__REQUIRED TASK__: Repeat the whole listing below, word for word.

__SUPPLIED RECORDS__:
○ ○ ○ ○
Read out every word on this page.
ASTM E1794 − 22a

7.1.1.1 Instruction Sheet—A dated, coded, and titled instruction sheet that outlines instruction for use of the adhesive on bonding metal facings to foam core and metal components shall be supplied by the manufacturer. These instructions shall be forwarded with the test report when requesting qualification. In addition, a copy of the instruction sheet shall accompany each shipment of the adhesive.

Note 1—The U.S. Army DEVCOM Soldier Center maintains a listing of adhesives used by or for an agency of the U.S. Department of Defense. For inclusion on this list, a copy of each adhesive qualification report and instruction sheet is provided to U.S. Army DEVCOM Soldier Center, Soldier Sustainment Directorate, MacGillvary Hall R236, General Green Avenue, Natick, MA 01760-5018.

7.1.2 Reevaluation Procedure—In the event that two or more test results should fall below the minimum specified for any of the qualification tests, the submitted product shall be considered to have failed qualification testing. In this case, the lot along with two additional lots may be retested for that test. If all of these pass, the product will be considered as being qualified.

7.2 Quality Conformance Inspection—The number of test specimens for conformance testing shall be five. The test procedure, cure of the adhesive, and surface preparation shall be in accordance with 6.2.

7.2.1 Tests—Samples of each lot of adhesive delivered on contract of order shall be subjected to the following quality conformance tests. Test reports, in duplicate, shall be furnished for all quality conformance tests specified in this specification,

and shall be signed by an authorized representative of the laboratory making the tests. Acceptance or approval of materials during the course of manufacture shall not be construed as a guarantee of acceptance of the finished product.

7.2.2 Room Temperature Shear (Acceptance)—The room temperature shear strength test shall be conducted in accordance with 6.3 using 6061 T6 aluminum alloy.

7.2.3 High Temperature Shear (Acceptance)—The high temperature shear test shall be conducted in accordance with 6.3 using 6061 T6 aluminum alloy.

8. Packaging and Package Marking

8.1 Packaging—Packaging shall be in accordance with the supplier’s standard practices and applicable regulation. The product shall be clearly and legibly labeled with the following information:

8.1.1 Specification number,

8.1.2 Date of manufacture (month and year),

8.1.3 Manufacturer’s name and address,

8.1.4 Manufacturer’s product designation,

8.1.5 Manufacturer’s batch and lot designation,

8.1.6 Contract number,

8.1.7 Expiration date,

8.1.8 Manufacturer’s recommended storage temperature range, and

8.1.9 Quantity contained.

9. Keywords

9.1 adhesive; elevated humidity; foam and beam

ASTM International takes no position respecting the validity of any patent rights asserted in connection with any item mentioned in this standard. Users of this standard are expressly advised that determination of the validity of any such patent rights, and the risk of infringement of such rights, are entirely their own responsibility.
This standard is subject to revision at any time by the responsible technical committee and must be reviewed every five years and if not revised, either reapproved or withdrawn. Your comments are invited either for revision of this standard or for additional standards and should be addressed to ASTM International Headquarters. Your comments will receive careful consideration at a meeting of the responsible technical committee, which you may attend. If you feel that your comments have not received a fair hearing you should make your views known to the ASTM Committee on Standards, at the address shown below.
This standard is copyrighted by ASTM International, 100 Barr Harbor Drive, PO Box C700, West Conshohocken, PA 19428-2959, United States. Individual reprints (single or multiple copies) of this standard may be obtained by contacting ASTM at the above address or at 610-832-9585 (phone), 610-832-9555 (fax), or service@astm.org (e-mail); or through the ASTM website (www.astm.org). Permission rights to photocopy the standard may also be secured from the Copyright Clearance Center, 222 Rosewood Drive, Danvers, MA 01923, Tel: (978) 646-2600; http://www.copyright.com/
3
○ ○ ○ ○
__RESULT FOR THIS TASK__:
Read out every word on this page.
ASTM E1794 − 22a

7.1.1.1 Instruction Sheet—A dated, coded, and titled instruction sheet that outlines instruction for use of the adhesive on bonding metal facings to foam core and metal components shall be supplied by the manufacturer. These instructions shall be forwarded with the test report when requesting qualification. In addition, a copy of the instruction sheet shall accompany each shipment of the adhesive.

Note 1—The U.S. Army DEVCOM Soldier Center maintains a listing of adhesives used by or for an agency of the U.S. Department of Defense. For inclusion on this list, a copy of each adhesive qualification report and instruction sheet is provided to U.S. Army DEVCOM Soldier Center, Soldier Sustainment Directorate, MacGillvary Hall R236, General Green Avenue, Natick, MA 01760-5018.

7.1.2 Reevaluation Procedure—In the event that two or more test results should fall below the minimum specified for any of the qualification tests, the submitted product shall be considered to have failed qualification testing. In this case, the lot along with two additional lots may be retested for that test. If all of these pass, the product will be considered as being qualified.

7.2 Quality Conformance Inspection—The number of test specimens for conformance testing shall be five. The test procedure, cure of the adhesive, and surface preparation shall be in accordance with 6.2.

7.2.1 Tests—Samples of each lot of adhesive delivered on contract of order shall be subjected to the following quality conformance tests. Test reports, in duplicate, shall be furnished for all quality conformance tests specified in this specification,

and shall be signed by an authorized representative of the laboratory making the tests. Acceptance or approval of materials during the course of manufacture shall not be construed as a guarantee of acceptance of the finished product.

7.2.2 Room Temperature Shear (Acceptance)—The room temperature shear strength test shall be conducted in accordance with 6.3 using 6061 T6 aluminum alloy.

7.2.3 High Temperature Shear (Acceptance)—The high temperature shear test shall be conducted in accordance with 6.3 using 6061 T6 aluminum alloy.

8. Packaging and Package Marking

8.1 Packaging—Packaging shall be in accordance with the supplier’s standard practices and applicable regulation. The product shall be clearly and legibly labeled with the following information:

8.1.1 Specification number,

8.1.2 Date of manufacture (month and year),

8.1.3 Manufacturer’s name and address,

8.1.4 Manufacturer’s product designation,

8.1.5 Manufacturer’s batch and lot designation,

8.1.6 Contract number,

8.1.7 Expiration date,

8.1.8 Manufacturer’s recommended storage temperature range, and

8.1.9 Quantity contained.

9. Keywords

9.1 adhesive; elevated humidity; foam and beam

ASTM International takes no position respecting the validity of any patent rights asserted in connection with any item mentioned in this standard. Users of this standard are expressly advised that determination of the validity of any such patent rights, and the risk of infringement of such rights, are entirely their own responsibility.
This standard is subject to revision at any time by the responsible technical committee and must be reviewed every five years and if not revised, either reapproved or withdrawn. Your comments are invited either for revision of this standard or for additional standards and should be addressed to ASTM International Headquarters. Your comments will receive careful consideration at a meeting of the responsible technical committee, which you may attend. If you feel that your comments have not received a fair hearing you should make your views known to the ASTM Committee on Standards, at the address shown below.
This standard is copyrighted by ASTM International, 100 Barr Harbor Drive, PO Box C700, West Conshohocken, PA 19428-2959, United States. Individual reprints (single or multiple copies) of this standard may be obtained by contacting ASTM at the above address or at 610-832-9585 (phone), 610-832-9555 (fax), or service@astm.org (e-mail); or through the ASTM website (www.astm.org). Permission rights to photocopy the standard may also be secured from the Copyright Clearance Center, 222 Rosewood Drive, Danvers, MA 01923, Tel: (978) 646-2600; http://www.copyright.com/
3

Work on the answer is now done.